Figure dataset records:
# # # #
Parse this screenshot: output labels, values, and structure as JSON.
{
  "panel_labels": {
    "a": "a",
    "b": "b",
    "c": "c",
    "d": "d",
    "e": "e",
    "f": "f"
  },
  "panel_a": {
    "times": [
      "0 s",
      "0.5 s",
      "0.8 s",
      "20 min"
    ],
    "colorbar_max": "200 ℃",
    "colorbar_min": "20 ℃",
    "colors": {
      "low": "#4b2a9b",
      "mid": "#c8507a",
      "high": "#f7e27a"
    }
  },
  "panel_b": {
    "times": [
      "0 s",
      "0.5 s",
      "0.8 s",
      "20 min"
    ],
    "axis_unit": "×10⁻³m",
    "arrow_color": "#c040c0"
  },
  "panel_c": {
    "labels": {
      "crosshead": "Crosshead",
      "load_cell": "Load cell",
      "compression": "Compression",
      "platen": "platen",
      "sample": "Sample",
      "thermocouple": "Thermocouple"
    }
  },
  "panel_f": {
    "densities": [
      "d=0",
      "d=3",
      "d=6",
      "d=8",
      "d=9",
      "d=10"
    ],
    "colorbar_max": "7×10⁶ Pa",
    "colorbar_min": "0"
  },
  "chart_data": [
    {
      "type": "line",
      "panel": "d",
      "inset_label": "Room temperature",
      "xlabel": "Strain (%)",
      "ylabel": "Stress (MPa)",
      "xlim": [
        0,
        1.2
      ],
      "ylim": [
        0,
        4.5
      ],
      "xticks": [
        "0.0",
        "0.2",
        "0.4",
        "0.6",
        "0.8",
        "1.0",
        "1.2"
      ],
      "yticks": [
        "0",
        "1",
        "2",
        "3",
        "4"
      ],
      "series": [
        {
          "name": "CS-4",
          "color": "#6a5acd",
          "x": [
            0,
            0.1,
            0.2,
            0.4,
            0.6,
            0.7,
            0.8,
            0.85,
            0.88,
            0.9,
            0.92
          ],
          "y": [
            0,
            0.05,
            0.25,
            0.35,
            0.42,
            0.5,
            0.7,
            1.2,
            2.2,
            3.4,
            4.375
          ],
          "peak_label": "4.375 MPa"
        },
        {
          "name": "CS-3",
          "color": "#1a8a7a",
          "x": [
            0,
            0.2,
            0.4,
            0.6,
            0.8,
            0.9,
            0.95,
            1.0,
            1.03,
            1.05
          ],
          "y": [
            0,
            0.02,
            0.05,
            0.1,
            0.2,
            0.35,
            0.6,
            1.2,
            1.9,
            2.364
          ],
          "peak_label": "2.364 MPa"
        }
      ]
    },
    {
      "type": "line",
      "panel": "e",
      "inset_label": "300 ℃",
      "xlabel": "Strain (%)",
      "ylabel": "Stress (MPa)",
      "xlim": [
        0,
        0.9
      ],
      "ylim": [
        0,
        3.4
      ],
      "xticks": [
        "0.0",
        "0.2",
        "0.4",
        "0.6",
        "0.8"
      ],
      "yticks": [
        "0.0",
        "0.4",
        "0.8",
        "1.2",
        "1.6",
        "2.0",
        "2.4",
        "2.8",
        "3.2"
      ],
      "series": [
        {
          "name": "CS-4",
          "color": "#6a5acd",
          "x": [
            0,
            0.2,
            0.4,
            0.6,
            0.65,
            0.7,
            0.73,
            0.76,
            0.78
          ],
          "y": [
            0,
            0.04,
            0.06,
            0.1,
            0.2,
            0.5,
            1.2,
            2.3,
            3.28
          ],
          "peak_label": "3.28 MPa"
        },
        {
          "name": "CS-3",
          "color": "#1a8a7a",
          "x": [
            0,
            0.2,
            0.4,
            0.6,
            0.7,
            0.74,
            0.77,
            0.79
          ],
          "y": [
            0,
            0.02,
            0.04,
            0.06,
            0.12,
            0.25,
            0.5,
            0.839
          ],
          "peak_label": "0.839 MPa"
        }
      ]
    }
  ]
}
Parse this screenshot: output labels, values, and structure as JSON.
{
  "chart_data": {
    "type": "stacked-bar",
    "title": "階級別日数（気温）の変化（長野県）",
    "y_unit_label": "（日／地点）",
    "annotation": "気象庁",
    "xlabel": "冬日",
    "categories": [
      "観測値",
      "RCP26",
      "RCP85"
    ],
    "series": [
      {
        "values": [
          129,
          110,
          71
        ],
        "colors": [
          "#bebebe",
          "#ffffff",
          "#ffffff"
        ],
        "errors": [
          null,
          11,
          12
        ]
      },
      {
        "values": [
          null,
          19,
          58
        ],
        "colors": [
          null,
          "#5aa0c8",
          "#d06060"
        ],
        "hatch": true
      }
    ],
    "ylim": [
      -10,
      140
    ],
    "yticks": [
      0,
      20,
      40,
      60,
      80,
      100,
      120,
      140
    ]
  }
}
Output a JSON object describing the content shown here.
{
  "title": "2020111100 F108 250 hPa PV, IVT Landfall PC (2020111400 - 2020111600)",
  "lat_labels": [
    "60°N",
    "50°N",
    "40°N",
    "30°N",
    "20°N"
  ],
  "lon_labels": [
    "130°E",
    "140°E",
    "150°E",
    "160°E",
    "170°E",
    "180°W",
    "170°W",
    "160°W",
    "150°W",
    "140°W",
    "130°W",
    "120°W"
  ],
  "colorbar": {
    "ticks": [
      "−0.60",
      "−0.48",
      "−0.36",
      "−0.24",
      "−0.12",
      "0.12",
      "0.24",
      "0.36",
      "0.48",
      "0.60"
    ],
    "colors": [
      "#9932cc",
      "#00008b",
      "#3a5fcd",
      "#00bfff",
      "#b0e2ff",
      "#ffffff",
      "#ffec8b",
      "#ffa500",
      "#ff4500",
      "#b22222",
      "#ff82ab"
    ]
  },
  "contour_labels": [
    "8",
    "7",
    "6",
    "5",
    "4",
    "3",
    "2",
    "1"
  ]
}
# # # #
> **Exercise details**: Nothing in the listing may be changed; retype it all exactly.

> **Answer for the task**:
Parse this screenshot: output labels, values, and structure as JSON.
{
  "panel_labels": {
    "a": "a",
    "b": "b",
    "c": "c",
    "d": "d",
    "e": "e",
    "f": "f"
  },
  "panel_a": {
    "times": [
      "0 s",
      "0.5 s",
      "0.8 s",
      "20 min"
    ],
    "colorbar_max": "200 ℃",
    "colorbar_min": "20 ℃",
    "colors": {
      "low": "#4b2a9b",
      "mid": "#c8507a",
      "high": "#f7e27a"
    }
  },
  "panel_b": {
    "times": [
      "0 s",
      "0.5 s",
      "0.8 s",
      "20 min"
    ],
    "axis_unit": "×10⁻³m",
    "arrow_color": "#c040c0"
  },
  "panel_c": {
    "labels": {
      "crosshead": "Crosshead",
      "load_cell": "Load cell",
      "compression": "Compression",
      "platen": "platen",
      "sample": "Sample",
      "thermocouple": "Thermocouple"
    }
  },
  "panel_f": {
    "densities": [
      "d=0",
      "d=3",
      "d=6",
      "d=8",
      "d=9",
      "d=10"
    ],
    "colorbar_max": "7×10⁶ Pa",
    "colorbar_min": "0"
  },
  "chart_data": [
    {
      "type": "line",
      "panel": "d",
      "inset_label": "Room temperature",
      "xlabel": "Strain (%)",
      "ylabel": "Stress (MPa)",
      "xlim": [
        0,
        1.2
      ],
      "ylim": [
        0,
        4.5
      ],
      "xticks": [
        "0.0",
        "0.2",
        "0.4",
        "0.6",
        "0.8",
        "1.0",
        "1.2"
      ],
      "yticks": [
        "0",
        "1",
        "2",
        "3",
        "4"
      ],
      "series": [
        {
          "name": "CS-4",
          "color": "#6a5acd",
          "x": [
            0,
            0.1,
            0.2,
            0.4,
            0.6,
            0.7,
            0.8,
            0.85,
            0.88,
            0.9,
            0.92
          ],
          "y": [
            0,
            0.05,
            0.25,
            0.35,
            0.42,
            0.5,
            0.7,
            1.2,
            2.2,
            3.4,
            4.375
          ],
          "peak_label": "4.375 MPa"
        },
        {
          "name": "CS-3",
          "color": "#1a8a7a",
          "x": [
            0,
            0.2,
            0.4,
            0.6,
            0.8,
            0.9,
            0.95,
            1.0,
            1.03,
            1.05
          ],
          "y": [
            0,
            0.02,
            0.05,
            0.1,
            0.2,
            0.35,
            0.6,
            1.2,
            1.9,
            2.364
          ],
          "peak_label": "2.364 MPa"
        }
      ]
    },
    {
      "type": "line",
      "panel": "e",
      "inset_label": "300 ℃",
      "xlabel": "Strain (%)",
      "ylabel": "Stress (MPa)",
      "xlim": [
        0,
        0.9
      ],
      "ylim": [
        0,
        3.4
      ],
      "xticks": [
        "0.0",
        "0.2",
        "0.4",
        "0.6",
        "0.8"
      ],
      "yticks": [
        "0.0",
        "0.4",
        "0.8",
        "1.2",
        "1.6",
        "2.0",
        "2.4",
        "2.8",
        "3.2"
      ],
      "series": [
        {
          "name": "CS-4",
          "color": "#6a5acd",
          "x": [
            0,
            0.2,
            0.4,
            0.6,
            0.65,
            0.7,
            0.73,
            0.76,
            0.78
          ],
          "y": [
            0,
            0.04,
            0.06,
            0.1,
            0.2,
            0.5,
            1.2,
            2.3,
            3.28
          ],
          "peak_label": "3.28 MPa"
        },
        {
          "name": "CS-3",
          "color": "#1a8a7a",
          "x": [
            0,
            0.2,
            0.4,
            0.6,
            0.7,
            0.74,
            0.77,
            0.79
          ],
          "y": [
            0,
            0.02,
            0.04,
            0.06,
            0.12,
            0.25,
            0.5,
            0.839
          ],
          "peak_label": "0.839 MPa"
        }
      ]
    }
  ]
}
Parse this screenshot: output labels, values, and structure as JSON.
{
  "chart_data": {
    "type": "stacked-bar",
    "title": "階級別日数（気温）の変化（長野県）",
    "y_unit_label": "（日／地点）",
    "annotation": "気象庁",
    "xlabel": "冬日",
    "categories": [
      "観測値",
      "RCP26",
      "RCP85"
    ],
    "series": [
      {
        "values": [
          129,
          110,
          71
        ],
        "colors": [
          "#bebebe",
          "#ffffff",
          "#ffffff"
        ],
        "errors": [
          null,
          11,
          12
        ]
      },
      {
        "values": [
          null,
          19,
          58
        ],
        "colors": [
          null,
          "#5aa0c8",
          "#d06060"
        ],
        "hatch": true
      }
    ],
    "ylim": [
      -10,
      140
    ],
    "yticks": [
      0,
      20,
      40,
      60,
      80,
      100,
      120,
      140
    ]
  }
}
Output a JSON object describing the content shown here.
{
  "title": "2020111100 F108 250 hPa PV, IVT Landfall PC (2020111400 - 2020111600)",
  "lat_labels": [
    "60°N",
    "50°N",
    "40°N",
    "30°N",
    "20°N"
  ],
  "lon_labels": [
    "130°E",
    "140°E",
    "150°E",
    "160°E",
    "170°E",
    "180°W",
    "170°W",
    "160°W",
    "150°W",
    "140°W",
    "130°W",
    "120°W"
  ],
  "colorbar": {
    "ticks": [
      "−0.60",
      "−0.48",
      "−0.36",
      "−0.24",
      "−0.12",
      "0.12",
      "0.24",
      "0.36",
      "0.48",
      "0.60"
    ],
    "colors": [
      "#9932cc",
      "#00008b",
      "#3a5fcd",
      "#00bfff",
      "#b0e2ff",
      "#ffffff",
      "#ffec8b",
      "#ffa500",
      "#ff4500",
      "#b22222",
      "#ff82ab"
    ]
  },
  "contour_labels": [
    "8",
    "7",
    "6",
    "5",
    "4",
    "3",
    "2",
    "1"
  ]
}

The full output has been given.